**Figure data in JSON**:
+++++

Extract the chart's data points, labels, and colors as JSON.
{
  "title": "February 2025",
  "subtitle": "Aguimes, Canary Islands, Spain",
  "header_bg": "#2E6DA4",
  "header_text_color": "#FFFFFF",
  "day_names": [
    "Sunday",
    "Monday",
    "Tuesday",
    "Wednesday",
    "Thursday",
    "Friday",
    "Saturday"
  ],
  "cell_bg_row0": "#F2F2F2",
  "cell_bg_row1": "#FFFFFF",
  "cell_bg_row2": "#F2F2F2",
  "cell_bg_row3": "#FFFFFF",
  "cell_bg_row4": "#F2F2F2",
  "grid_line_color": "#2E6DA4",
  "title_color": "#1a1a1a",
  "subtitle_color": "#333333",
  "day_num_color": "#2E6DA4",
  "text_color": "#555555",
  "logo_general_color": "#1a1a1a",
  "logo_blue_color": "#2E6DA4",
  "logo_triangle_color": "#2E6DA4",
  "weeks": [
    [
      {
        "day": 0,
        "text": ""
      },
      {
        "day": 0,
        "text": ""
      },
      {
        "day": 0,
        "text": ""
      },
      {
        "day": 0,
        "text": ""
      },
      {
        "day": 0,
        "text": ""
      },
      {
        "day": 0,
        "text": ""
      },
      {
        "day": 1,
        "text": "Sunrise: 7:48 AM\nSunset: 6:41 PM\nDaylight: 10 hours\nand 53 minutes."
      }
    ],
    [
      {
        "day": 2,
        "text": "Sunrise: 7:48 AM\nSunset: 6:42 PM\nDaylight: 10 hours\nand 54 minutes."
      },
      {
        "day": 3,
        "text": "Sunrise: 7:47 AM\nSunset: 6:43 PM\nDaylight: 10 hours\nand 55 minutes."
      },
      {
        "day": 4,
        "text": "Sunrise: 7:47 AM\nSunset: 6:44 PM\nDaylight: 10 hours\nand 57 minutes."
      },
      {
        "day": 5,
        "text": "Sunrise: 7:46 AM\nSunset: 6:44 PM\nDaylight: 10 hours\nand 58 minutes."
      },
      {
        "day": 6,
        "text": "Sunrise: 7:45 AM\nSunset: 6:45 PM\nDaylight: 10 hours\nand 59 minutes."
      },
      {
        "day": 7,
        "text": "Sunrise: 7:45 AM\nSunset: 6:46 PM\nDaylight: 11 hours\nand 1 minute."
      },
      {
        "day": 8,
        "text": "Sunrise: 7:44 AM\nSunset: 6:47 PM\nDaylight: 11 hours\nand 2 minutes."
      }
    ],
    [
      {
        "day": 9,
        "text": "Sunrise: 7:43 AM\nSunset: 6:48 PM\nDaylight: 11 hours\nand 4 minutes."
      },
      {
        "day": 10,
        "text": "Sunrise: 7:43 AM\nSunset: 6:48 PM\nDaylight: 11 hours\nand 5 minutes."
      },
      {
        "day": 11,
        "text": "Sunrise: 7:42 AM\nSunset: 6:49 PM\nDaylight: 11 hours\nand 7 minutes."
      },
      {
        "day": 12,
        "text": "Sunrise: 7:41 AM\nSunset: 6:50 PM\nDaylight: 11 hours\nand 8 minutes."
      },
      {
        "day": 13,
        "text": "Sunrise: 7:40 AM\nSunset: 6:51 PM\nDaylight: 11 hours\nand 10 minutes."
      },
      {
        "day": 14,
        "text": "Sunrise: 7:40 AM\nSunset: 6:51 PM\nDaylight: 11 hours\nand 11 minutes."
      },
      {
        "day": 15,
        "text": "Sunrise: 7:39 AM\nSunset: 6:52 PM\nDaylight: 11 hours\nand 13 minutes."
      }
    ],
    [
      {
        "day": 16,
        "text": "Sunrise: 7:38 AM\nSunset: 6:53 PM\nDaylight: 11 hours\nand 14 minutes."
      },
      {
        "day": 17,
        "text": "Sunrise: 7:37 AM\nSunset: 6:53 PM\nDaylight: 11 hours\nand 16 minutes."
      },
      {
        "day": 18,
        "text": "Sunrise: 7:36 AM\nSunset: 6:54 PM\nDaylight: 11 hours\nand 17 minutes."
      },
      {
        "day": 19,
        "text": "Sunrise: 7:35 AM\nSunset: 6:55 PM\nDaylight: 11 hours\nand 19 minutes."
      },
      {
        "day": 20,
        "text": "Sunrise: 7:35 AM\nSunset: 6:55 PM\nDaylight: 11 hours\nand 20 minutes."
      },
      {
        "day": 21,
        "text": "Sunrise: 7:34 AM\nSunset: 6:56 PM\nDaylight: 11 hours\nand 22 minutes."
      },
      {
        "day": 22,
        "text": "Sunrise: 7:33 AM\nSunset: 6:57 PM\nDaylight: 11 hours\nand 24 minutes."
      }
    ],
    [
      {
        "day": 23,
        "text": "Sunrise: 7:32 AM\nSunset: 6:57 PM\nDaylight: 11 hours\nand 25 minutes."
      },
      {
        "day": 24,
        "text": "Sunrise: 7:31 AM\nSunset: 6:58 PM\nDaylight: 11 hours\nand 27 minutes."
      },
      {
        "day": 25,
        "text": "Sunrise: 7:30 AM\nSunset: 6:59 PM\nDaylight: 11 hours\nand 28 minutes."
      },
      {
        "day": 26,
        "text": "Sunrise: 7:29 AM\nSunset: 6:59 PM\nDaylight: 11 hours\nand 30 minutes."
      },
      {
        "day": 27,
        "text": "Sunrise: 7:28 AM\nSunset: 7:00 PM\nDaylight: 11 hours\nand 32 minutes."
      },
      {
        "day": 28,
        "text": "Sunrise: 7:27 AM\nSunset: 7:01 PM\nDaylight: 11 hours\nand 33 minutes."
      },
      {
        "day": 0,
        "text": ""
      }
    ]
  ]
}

+++++

**DIRECTION**: The entries above must be returned exactly.

**OUTPUT**:
Extract the chart's data points, labels, and colors as JSON.
{
  "title": "February 2025",
  "subtitle": "Aguimes, Canary Islands, Spain",
  "header_bg": "#2E6DA4",
  "header_text_color": "#FFFFFF",
  "day_names": [
    "Sunday",
    "Monday",
    "Tuesday",
    "Wednesday",
    "Thursday",
    "Friday",
    "Saturday"
  ],
  "cell_bg_row0": "#F2F2F2",
  "cell_bg_row1": "#FFFFFF",
  "cell_bg_row2": "#F2F2F2",
  "cell_bg_row3": "#FFFFFF",
  "cell_bg_row4": "#F2F2F2",
  "grid_line_color": "#2E6DA4",
  "title_color": "#1a1a1a",
  "subtitle_color": "#333333",
  "day_num_color": "#2E6DA4",
  "text_color": "#555555",
  "logo_general_color": "#1a1a1a",
  "logo_blue_color": "#2E6DA4",
  "logo_triangle_color": "#2E6DA4",
  "weeks": [
    [
      {
        "day": 0,
        "text": ""
      },
      {
        "day": 0,
        "text": ""
      },
      {
        "day": 0,
        "text": ""
      },
      {
        "day": 0,
        "text": ""
      },
      {
        "day": 0,
        "text": ""
      },
      {
        "day": 0,
        "text": ""
      },
      {
        "day": 1,
        "text": "Sunrise: 7:48 AM\nSunset: 6:41 PM\nDaylight: 10 hours\nand 53 minutes."
      }
    ],
    [
      {
        "day": 2,
        "text": "Sunrise: 7:48 AM\nSunset: 6:42 PM\nDaylight: 10 hours\nand 54 minutes."
      },
      {
        "day": 3,
        "text": "Sunrise: 7:47 AM\nSunset: 6:43 PM\nDaylight: 10 hours\nand 55 minutes."
      },
      {
        "day": 4,
        "text": "Sunrise: 7:47 AM\nSunset: 6:44 PM\nDaylight: 10 hours\nand 57 minutes."
      },
      {
        "day": 5,
        "text": "Sunrise: 7:46 AM\nSunset: 6:44 PM\nDaylight: 10 hours\nand 58 minutes."
      },
      {
        "day": 6,
        "text": "Sunrise: 7:45 AM\nSunset: 6:45 PM\nDaylight: 10 hours\nand 59 minutes."
      },
      {
        "day": 7,
        "text": "Sunrise: 7:45 AM\nSunset: 6:46 PM\nDaylight: 11 hours\nand 1 minute."
      },
      {
        "day": 8,
        "text": "Sunrise: 7:44 AM\nSunset: 6:47 PM\nDaylight: 11 hours\nand 2 minutes."
      }
    ],
    [
      {
        "day": 9,
        "text": "Sunrise: 7:43 AM\nSunset: 6:48 PM\nDaylight: 11 hours\nand 4 minutes."
      },
      {
        "day": 10,
        "text": "Sunrise: 7:43 AM\nSunset: 6:48 PM\nDaylight: 11 hours\nand 5 minutes."
      },
      {
        "day": 11,
        "text": "Sunrise: 7:42 AM\nSunset: 6:49 PM\nDaylight: 11 hours\nand 7 minutes."
      },
      {
        "day": 12,
        "text": "Sunrise: 7:41 AM\nSunset: 6:50 PM\nDaylight: 11 hours\nand 8 minutes."
      },
      {
        "day": 13,
        "text": "Sunrise: 7:40 AM\nSunset: 6:51 PM\nDaylight: 11 hours\nand 10 minutes."
      },
      {
        "day": 14,
        "text": "Sunrise: 7:40 AM\nSunset: 6:51 PM\nDaylight: 11 hours\nand 11 minutes."
      },
      {
        "day": 15,
        "text": "Sunrise: 7:39 AM\nSunset: 6:52 PM\nDaylight: 11 hours\nand 13 minutes."
      }
    ],
    [
      {
        "day": 16,
        "text": "Sunrise: 7:38 AM\nSunset: 6:53 PM\nDaylight: 11 hours\nand 14 minutes."
      },
      {
        "day": 17,
        "text": "Sunrise: 7:37 AM\nSunset: 6:53 PM\nDaylight: 11 hours\nand 16 minutes."
      },
      {
        "day": 18,
        "text": "Sunrise: 7:36 AM\nSunset: 6:54 PM\nDaylight: 11 hours\nand 17 minutes."
      },
      {
        "day": 19,
        "text": "Sunrise: 7:35 AM\nSunset: 6:55 PM\nDaylight: 11 hours\nand 19 minutes."
      },
      {
        "day": 20,
        "text": "Sunrise: 7:35 AM\nSunset: 6:55 PM\nDaylight: 11 hours\nand 20 minutes."
      },
      {
        "day": 21,
        "text": "Sunrise: 7:34 AM\nSunset: 6:56 PM\nDaylight: 11 hours\nand 22 minutes."
      },
      {
        "day": 22,
        "text": "Sunrise: 7:33 AM\nSunset: 6:57 PM\nDaylight: 11 hours\nand 24 minutes."
      }
    ],
    [
      {
        "day": 23,
        "text": "Sunrise: 7:32 AM\nSunset: 6:57 PM\nDaylight: 11 hours\nand 25 minutes."
      },
      {
        "day": 24,
        "text": "Sunrise: 7:31 AM\nSunset: 6:58 PM\nDaylight: 11 hours\nand 27 minutes."
      },
      {
        "day": 25,
        "text": "Sunrise: 7:30 AM\nSunset: 6:59 PM\nDaylight: 11 hours\nand 28 minutes."
      },
      {
        "day": 26,
        "text": "Sunrise: 7:29 AM\nSunset: 6:59 PM\nDaylight: 11 hours\nand 30 minutes."
      },
      {
        "day": 27,
        "text": "Sunrise: 7:28 AM\nSunset: 7:00 PM\nDaylight: 11 hours\nand 32 minutes."
      },
      {
        "day": 28,
        "text": "Sunrise: 7:27 AM\nSunset: 7:01 PM\nDaylight: 11 hours\nand 33 minutes."
      },
      {
        "day": 0,
        "text": ""
      }
    ]
  ]
}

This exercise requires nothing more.